Task description: Copy each line below in which the string "screenshot" occurs.

Input records:
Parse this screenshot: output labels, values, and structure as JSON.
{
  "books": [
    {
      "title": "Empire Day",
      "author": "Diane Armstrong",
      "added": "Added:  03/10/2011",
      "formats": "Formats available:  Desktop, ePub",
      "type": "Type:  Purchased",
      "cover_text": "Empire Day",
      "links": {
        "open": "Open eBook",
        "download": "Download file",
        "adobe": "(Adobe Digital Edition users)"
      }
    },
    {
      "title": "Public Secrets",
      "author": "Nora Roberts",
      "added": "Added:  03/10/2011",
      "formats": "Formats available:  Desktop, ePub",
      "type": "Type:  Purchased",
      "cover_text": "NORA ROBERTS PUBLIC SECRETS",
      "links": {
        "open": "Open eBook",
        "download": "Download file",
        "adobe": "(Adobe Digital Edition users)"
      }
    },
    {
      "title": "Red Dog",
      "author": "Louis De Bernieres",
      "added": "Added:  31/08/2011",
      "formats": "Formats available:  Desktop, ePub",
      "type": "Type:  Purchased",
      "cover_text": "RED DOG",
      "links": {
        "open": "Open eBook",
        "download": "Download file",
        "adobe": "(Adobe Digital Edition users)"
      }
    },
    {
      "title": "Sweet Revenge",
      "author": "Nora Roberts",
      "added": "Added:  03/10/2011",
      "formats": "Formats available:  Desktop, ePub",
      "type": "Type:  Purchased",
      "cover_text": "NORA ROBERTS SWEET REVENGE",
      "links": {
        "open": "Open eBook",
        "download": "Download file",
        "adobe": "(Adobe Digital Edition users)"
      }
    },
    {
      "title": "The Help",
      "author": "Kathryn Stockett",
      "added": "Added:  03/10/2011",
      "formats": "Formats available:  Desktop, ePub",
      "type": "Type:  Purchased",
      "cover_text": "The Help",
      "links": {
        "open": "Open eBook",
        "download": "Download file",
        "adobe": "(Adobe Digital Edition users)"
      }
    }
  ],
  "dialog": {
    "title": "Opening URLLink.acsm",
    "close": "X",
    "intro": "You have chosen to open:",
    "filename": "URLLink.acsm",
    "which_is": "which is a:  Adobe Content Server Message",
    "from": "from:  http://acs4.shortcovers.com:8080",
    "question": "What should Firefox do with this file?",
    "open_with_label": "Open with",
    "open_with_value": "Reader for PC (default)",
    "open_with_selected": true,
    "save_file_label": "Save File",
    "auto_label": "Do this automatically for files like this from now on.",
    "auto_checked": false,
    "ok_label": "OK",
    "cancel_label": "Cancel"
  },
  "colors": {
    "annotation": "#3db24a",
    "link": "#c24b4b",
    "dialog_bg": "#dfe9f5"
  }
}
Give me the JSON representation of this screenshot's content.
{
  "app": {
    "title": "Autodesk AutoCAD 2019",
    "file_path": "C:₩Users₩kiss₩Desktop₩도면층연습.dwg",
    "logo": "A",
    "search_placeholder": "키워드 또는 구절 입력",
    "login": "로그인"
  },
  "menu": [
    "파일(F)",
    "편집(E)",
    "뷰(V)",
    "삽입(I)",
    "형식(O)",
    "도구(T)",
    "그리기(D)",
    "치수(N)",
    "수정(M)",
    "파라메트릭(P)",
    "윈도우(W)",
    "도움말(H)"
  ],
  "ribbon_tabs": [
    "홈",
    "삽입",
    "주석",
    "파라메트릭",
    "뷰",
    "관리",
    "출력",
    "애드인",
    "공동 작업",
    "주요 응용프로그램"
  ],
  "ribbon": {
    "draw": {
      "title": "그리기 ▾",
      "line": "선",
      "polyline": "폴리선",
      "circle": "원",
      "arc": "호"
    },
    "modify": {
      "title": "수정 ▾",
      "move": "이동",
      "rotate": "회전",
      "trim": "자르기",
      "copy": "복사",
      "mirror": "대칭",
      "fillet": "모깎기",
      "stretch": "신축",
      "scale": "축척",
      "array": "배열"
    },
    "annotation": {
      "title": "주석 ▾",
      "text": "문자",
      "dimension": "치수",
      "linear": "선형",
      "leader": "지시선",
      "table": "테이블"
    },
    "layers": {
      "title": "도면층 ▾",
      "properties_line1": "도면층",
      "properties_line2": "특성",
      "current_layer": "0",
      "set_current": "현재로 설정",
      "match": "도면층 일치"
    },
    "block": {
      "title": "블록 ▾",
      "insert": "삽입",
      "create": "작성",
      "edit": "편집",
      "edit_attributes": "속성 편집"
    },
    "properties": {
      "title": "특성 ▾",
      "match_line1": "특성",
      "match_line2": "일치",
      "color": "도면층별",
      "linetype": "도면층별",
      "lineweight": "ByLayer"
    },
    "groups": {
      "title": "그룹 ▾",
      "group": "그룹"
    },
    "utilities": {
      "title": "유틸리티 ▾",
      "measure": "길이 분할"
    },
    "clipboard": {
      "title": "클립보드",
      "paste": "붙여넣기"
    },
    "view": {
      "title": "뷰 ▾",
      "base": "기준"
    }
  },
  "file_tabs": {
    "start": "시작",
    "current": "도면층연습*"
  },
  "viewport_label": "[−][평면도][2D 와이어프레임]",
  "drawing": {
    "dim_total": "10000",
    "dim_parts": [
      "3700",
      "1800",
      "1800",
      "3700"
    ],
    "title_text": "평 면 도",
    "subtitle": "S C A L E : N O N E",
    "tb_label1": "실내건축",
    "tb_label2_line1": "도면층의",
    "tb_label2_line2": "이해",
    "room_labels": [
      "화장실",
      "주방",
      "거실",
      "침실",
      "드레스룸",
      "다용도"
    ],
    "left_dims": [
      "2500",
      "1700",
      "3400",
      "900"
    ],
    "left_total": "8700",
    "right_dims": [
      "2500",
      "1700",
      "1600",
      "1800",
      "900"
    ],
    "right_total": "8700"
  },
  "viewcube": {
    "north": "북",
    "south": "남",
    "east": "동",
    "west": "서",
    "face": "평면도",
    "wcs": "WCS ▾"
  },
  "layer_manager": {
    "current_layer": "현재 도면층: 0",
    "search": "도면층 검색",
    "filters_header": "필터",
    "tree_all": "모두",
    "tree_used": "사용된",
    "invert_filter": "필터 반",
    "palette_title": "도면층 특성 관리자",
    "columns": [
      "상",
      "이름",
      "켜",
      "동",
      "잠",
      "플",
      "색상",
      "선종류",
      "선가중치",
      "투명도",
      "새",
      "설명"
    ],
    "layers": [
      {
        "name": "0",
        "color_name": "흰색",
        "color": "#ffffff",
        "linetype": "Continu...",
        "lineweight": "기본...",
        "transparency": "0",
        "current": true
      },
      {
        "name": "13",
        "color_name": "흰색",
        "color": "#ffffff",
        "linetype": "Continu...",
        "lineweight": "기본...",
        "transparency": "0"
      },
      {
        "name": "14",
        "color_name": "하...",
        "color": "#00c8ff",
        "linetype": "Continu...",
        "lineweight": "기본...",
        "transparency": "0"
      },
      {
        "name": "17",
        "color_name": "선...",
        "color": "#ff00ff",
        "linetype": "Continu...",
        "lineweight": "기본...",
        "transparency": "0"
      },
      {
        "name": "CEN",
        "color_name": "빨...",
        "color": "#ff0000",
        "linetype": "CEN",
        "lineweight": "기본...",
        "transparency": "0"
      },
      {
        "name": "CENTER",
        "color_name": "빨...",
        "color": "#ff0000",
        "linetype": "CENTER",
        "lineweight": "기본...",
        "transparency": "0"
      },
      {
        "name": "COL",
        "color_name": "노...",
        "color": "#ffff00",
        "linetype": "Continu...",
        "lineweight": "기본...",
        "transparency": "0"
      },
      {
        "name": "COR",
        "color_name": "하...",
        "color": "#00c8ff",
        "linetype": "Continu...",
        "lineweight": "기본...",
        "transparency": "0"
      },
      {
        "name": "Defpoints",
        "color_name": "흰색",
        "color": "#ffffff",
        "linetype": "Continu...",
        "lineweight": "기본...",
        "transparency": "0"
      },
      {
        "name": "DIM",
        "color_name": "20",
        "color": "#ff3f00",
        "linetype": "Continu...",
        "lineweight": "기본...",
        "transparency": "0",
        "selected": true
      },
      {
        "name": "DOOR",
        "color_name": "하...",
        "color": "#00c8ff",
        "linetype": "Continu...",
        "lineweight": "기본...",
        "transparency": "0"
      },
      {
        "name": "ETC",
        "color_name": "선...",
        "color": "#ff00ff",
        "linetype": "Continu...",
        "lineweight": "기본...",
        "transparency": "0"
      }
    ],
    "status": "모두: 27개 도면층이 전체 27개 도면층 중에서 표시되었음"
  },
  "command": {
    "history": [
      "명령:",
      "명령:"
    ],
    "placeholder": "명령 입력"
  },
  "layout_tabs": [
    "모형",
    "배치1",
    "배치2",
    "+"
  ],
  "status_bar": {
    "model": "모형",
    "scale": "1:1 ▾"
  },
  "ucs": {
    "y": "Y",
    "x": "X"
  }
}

Solution to the exercise:
Parse this screenshot: output labels, values, and structure as JSON.
Give me the JSON representation of this screenshot's content.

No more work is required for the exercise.